▶ **TASK OBJECTIVE**
Return all lines from the listing below in which the string "inventory" occurs.

▶ **MATERIAL FOR THIS EXERCISE**

-*-*-

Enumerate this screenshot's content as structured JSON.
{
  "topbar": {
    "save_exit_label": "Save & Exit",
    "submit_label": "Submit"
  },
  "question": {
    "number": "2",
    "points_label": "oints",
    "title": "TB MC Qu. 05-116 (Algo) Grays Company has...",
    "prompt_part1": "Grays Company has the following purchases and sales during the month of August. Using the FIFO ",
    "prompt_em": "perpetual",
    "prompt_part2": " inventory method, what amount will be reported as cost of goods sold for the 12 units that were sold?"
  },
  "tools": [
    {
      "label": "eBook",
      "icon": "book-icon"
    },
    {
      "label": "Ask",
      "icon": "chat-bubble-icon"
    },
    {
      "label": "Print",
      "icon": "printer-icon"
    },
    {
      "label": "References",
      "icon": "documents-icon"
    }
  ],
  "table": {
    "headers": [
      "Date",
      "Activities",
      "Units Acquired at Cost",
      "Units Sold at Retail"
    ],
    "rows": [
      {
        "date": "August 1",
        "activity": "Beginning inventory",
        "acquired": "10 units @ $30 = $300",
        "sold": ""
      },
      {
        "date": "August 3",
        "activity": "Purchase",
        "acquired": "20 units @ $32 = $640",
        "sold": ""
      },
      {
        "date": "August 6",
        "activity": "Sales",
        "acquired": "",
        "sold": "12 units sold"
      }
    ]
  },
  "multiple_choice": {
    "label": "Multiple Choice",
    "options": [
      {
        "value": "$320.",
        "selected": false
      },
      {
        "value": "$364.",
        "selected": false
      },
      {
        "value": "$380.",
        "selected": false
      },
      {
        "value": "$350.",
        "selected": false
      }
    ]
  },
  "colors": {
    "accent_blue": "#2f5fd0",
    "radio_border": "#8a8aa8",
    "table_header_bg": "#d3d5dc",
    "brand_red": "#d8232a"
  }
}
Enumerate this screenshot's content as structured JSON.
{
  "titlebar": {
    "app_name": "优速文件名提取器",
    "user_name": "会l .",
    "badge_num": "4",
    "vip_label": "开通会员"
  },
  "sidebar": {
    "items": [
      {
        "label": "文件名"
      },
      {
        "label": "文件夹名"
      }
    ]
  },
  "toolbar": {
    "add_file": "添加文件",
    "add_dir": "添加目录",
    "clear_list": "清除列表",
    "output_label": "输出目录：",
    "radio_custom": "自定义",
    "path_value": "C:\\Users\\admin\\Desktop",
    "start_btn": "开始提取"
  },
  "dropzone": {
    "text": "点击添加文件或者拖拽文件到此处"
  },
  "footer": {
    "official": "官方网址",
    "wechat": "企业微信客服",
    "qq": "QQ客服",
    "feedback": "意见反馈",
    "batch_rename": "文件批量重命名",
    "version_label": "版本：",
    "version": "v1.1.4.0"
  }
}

-*-*-

▶ **THE SOLUTION**
    "prompt_part2": " inventory method, what amount will be reported as cost of goods sold for the 12 units that were sold?"
        "activity": "Beginning inventory",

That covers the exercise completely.